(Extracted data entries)
##########

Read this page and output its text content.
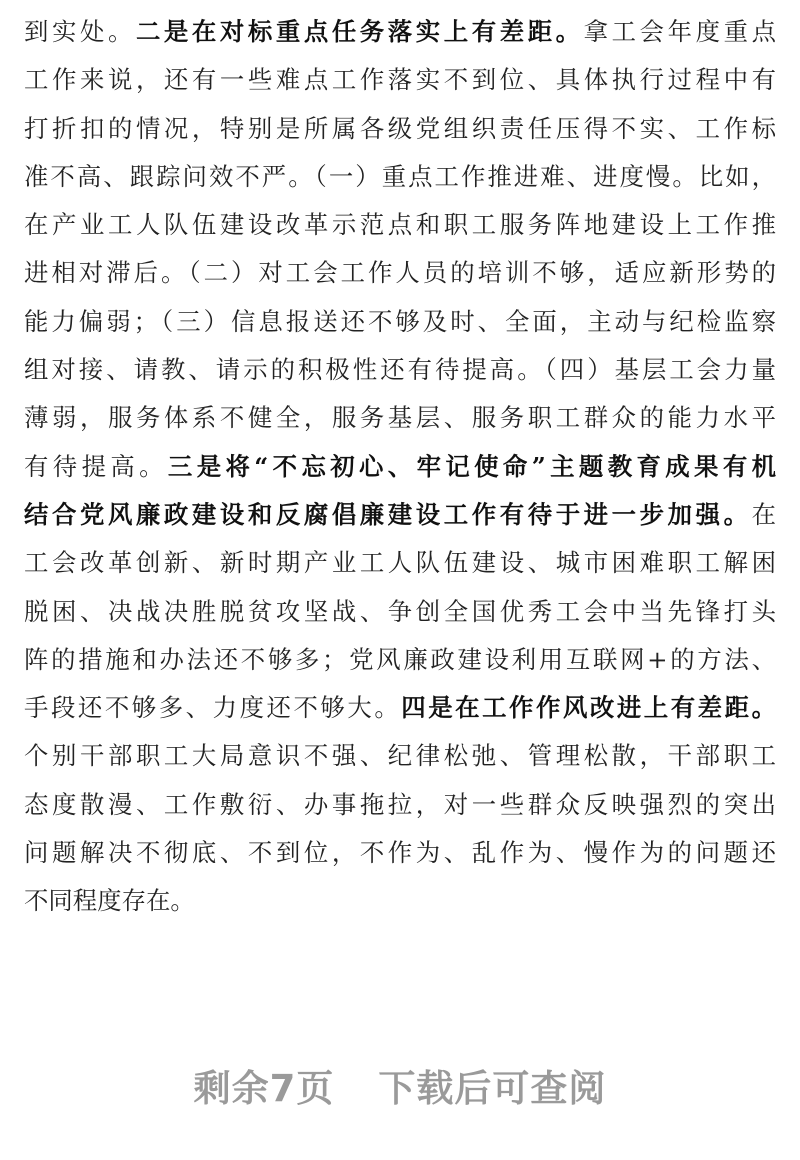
到实处。二是在对标重点任务落实上有差距。拿工会年度重点
工作来说，还有一些难点工作落实不到位、具体执行过程中有
打折扣的情况，特别是所属各级党组织责任压得不实、工作标
准不高、跟踪问效不严。（一）重点工作推进难、进度慢。比如，
在产业工人队伍建设改革示范点和职工服务阵地建设上工作推
进相对滞后。（二）对工会工作人员的培训不够，适应新形势的
能力偏弱；（三）信息报送还不够及时、全面，主动与纪检监察
组对接、请教、请示的积极性还有待提高。（四）基层工会力量
薄弱，服务体系不健全，服务基层、服务职工群众的能力水平
有待提高。三是将“不忘初心、牢记使命”主题教育成果有机
结合党风廉政建设和反腐倡廉建设工作有待于进一步加强。在
工会改革创新、新时期产业工人队伍建设、城市困难职工解困
脱困、决战决胜脱贫攻坚战、争创全国优秀工会中当先锋打头
阵的措施和办法还不够多；党风廉政建设利用互联网+的方法、
手段还不够多、力度还不够大。四是在工作作风改进上有差距。
个别干部职工大局意识不强、纪律松弛、管理松散，干部职工
态度散漫、工作敷衍、办事拖拉，对一些群众反映强烈的突出
问题解决不彻底、不到位，不作为、乱作为、慢作为的问题还
不同程度存在。
剩余7页 下载后可查阅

##########

## Work to do
Reproduce each entry precisely. Leave the pictures out.

## Task response
Read this page and output its text content.
到实处。二是在对标重点任务落实上有差距。拿工会年度重点
工作来说，还有一些难点工作落实不到位、具体执行过程中有
打折扣的情况，特别是所属各级党组织责任压得不实、工作标
准不高、跟踪问效不严。（一）重点工作推进难、进度慢。比如，
在产业工人队伍建设改革示范点和职工服务阵地建设上工作推
进相对滞后。（二）对工会工作人员的培训不够，适应新形势的
能力偏弱；（三）信息报送还不够及时、全面，主动与纪检监察
组对接、请教、请示的积极性还有待提高。（四）基层工会力量
薄弱，服务体系不健全，服务基层、服务职工群众的能力水平
有待提高。三是将“不忘初心、牢记使命”主题教育成果有机
结合党风廉政建设和反腐倡廉建设工作有待于进一步加强。在
工会改革创新、新时期产业工人队伍建设、城市困难职工解困
脱困、决战决胜脱贫攻坚战、争创全国优秀工会中当先锋打头
阵的措施和办法还不够多；党风廉政建设利用互联网+的方法、
手段还不够多、力度还不够大。四是在工作作风改进上有差距。
个别干部职工大局意识不强、纪律松弛、管理松散，干部职工
态度散漫、工作敷衍、办事拖拉，对一些群众反映强烈的突出
问题解决不彻底、不到位，不作为、乱作为、慢作为的问题还
不同程度存在。
剩余7页 下载后可查阅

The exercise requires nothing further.